» Job
Reproduce word for word the passage of the opinion piece on Kenya's disputed presidential election that runs from "The ECK may" down to "after the announcement.".

» Text segment
○ ○ ○ ○ ○
Monday, January 14, 2008

Prof. Wangari Maathai breaks her silence...

Political impasse will continue in the absence of dialogue
By Wangari Maathai

It is almost three weeks since the Electoral Commission of Kenya (ECK) announced the results of the disputed Presidential Elections and declared President Kibaki the winner. Almost immediately, the country was thrown into the current crisis that refuses to go away.

The ECK may have an argument as to why it got rid of both the local and international press before making the announcement exclusively before the State-owned Kenya Broadcasting Corporation (KBC). THERE MAY ALSO BE REASONS WHY the swearing in ceremony was so hurriedly conducted at State House shortly after the announcement.

However, many people wonder whether ECK had something to hide. The fact that ECK has already admitted to being under tremendous pressure to announce results, even as some commissioners were admitting that there were irregularities, only puts doubt in the credibility of the results. To those who are conversant with political games of intrigue and trickery, this was just another situation in the games politicians in this region play. The only “misfortune” is that someone got caught.

Under “normal circumstances”, leaders in Africa do not lose elections they organise! Such “fixed election games” would go undetected and elections would be declared largely “free and fair”. Political champions will advice that if you are not willing to play such games, you have no business being in politics for you are bound to lose. It is at the altar of our politics that values like transparency, honesty and accountability are often conveniently sacrificed. It is also here that bribery of voters, election officials, government officers as well as theft and manipulation of votes are given the label of “political wisdom”. If you are not caught, you get away with it and may even be called a ‘professor of politics’. Indeed, I am advised that politics is the art of the possible and values count for nothing. This is most unfortunate because it is this kind of politics that is responsible for the inability of this region, and our country for that matter, to move forward.

Many ordinary people, who supported President Kibaki, believe that “God” was on their side and performed a miracle, helping them outmaneouvre ODM. They are largely unaware of the long term implications of being perceived as a community that stole votes and assumed power against the wishes the majority. To these masses, the killing and the displacement of their own from certain regions is the “work of the devil and God will intervene”. The masses are not aware of how their elites use them in their struggle for power.
○ ○ ○ ○ ○
» Supplied information
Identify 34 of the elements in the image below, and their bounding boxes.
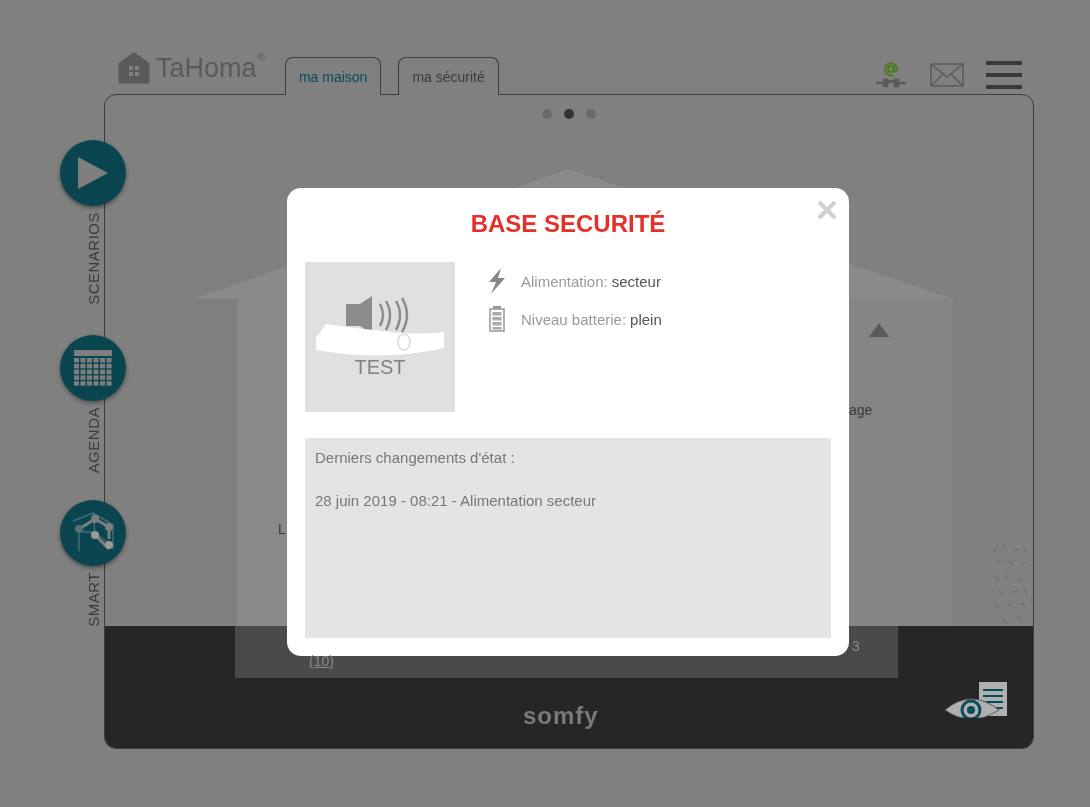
○ ○ ○ ○ ○
» Output of the exercise
The ECK may have an argument as to why it got rid of both the local and international press before making the announcement exclusively before the State-owned Kenya Broadcasting Corporation (KBC). THERE MAY ALSO BE REASONS WHY the swearing in ceremony was so hurriedly conducted at State House shortly after the announcement.